* RECORDS PROVIDED:
START
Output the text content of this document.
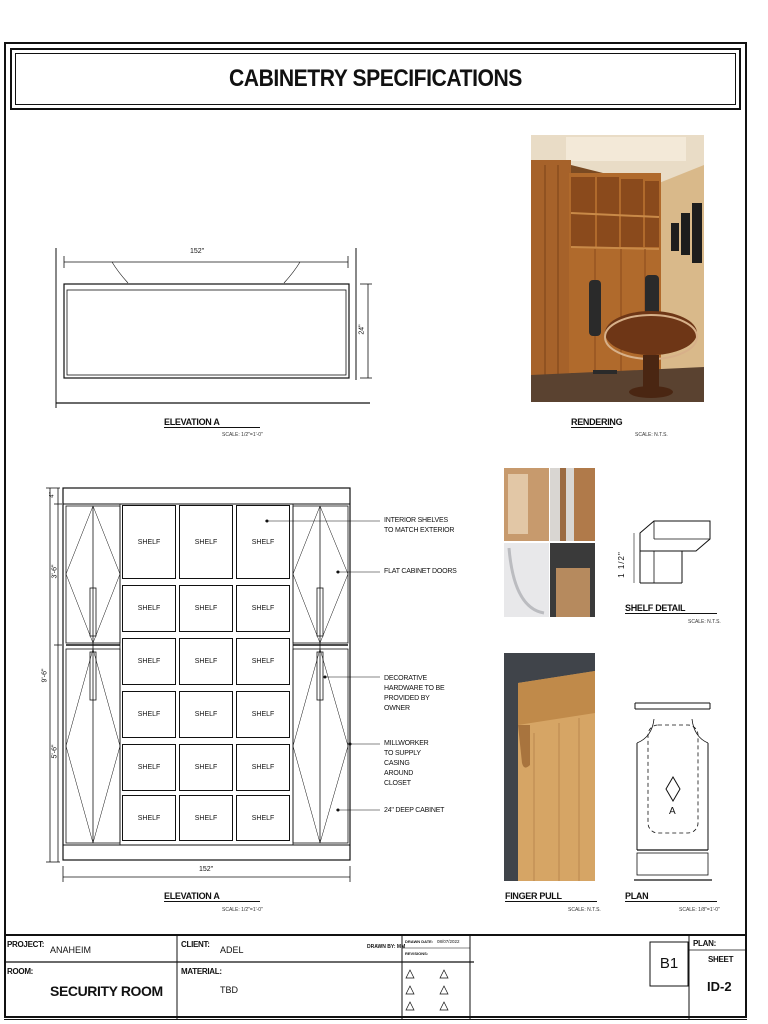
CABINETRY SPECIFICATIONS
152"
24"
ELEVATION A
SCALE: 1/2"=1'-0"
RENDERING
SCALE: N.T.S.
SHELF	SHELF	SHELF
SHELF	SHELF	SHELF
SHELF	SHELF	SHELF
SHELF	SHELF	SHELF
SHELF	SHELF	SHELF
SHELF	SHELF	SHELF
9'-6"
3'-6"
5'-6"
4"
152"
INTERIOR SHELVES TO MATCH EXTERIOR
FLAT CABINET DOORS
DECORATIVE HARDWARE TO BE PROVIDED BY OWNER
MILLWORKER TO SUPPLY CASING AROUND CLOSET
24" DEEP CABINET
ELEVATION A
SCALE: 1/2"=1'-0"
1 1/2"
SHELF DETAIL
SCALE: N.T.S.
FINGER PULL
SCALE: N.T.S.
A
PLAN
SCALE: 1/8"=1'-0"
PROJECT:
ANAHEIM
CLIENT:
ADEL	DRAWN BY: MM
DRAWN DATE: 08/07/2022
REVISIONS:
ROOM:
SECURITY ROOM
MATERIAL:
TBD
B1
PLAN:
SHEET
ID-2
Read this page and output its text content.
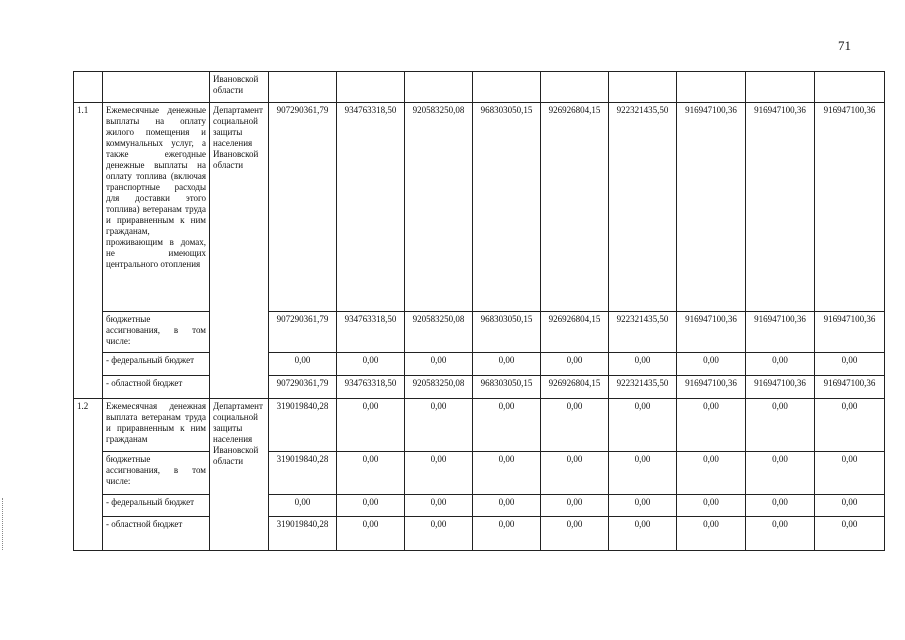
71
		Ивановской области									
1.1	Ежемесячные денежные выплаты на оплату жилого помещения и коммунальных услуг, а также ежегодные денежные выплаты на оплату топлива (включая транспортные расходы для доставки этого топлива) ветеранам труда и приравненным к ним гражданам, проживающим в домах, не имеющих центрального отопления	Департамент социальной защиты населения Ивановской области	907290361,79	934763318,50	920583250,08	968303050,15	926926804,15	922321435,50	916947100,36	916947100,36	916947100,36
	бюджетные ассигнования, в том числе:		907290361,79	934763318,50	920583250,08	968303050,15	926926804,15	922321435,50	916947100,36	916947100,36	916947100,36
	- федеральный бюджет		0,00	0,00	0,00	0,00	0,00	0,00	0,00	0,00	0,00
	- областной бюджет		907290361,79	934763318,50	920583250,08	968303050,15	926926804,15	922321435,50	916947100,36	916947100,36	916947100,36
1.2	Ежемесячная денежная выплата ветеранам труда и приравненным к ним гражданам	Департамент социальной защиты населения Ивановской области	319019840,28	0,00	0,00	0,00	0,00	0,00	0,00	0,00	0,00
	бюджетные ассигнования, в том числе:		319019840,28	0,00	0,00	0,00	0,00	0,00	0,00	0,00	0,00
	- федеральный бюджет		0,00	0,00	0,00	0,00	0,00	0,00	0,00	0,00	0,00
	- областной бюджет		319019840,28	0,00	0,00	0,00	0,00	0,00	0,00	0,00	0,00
END
* WHAT THIS TASK INVOLVES:
Leave the pictures out and copy the rest of the data exactly.

* OUTPUT BELOW:
Output the text content of this document.
CABINETRY SPECIFICATIONS
152"
24"
ELEVATION A
SCALE: 1/2"=1'-0"
RENDERING
SCALE: N.T.S.
SHELF	SHELF	SHELF
SHELF	SHELF	SHELF
SHELF	SHELF	SHELF
SHELF	SHELF	SHELF
SHELF	SHELF	SHELF
SHELF	SHELF	SHELF
9'-6"
3'-6"
5'-6"
4"
152"
INTERIOR SHELVES TO MATCH EXTERIOR
FLAT CABINET DOORS
DECORATIVE HARDWARE TO BE PROVIDED BY OWNER
MILLWORKER TO SUPPLY CASING AROUND CLOSET
24" DEEP CABINET
ELEVATION A
SCALE: 1/2"=1'-0"
1 1/2"
SHELF DETAIL
SCALE: N.T.S.
FINGER PULL
SCALE: N.T.S.
A
PLAN
SCALE: 1/8"=1'-0"
PROJECT:
ANAHEIM
CLIENT:
ADEL	DRAWN BY: MM
DRAWN DATE: 08/07/2022
REVISIONS:
ROOM:
SECURITY ROOM
MATERIAL:
TBD
B1
PLAN:
SHEET
ID-2
Read this page and output its text content.
71
		Ивановской области									
1.1	Ежемесячные денежные выплаты на оплату жилого помещения и коммунальных услуг, а также ежегодные денежные выплаты на оплату топлива (включая транспортные расходы для доставки этого топлива) ветеранам труда и приравненным к ним гражданам, проживающим в домах, не имеющих центрального отопления	Департамент социальной защиты населения Ивановской области	907290361,79	934763318,50	920583250,08	968303050,15	926926804,15	922321435,50	916947100,36	916947100,36	916947100,36
	бюджетные ассигнования, в том числе:		907290361,79	934763318,50	920583250,08	968303050,15	926926804,15	922321435,50	916947100,36	916947100,36	916947100,36
	- федеральный бюджет		0,00	0,00	0,00	0,00	0,00	0,00	0,00	0,00	0,00
	- областной бюджет		907290361,79	934763318,50	920583250,08	968303050,15	926926804,15	922321435,50	916947100,36	916947100,36	916947100,36
1.2	Ежемесячная денежная выплата ветеранам труда и приравненным к ним гражданам	Департамент социальной защиты населения Ивановской области	319019840,28	0,00	0,00	0,00	0,00	0,00	0,00	0,00	0,00
	бюджетные ассигнования, в том числе:		319019840,28	0,00	0,00	0,00	0,00	0,00	0,00	0,00	0,00
	- федеральный бюджет		0,00	0,00	0,00	0,00	0,00	0,00	0,00	0,00	0,00
	- областной бюджет		319019840,28	0,00	0,00	0,00	0,00	0,00	0,00	0,00	0,00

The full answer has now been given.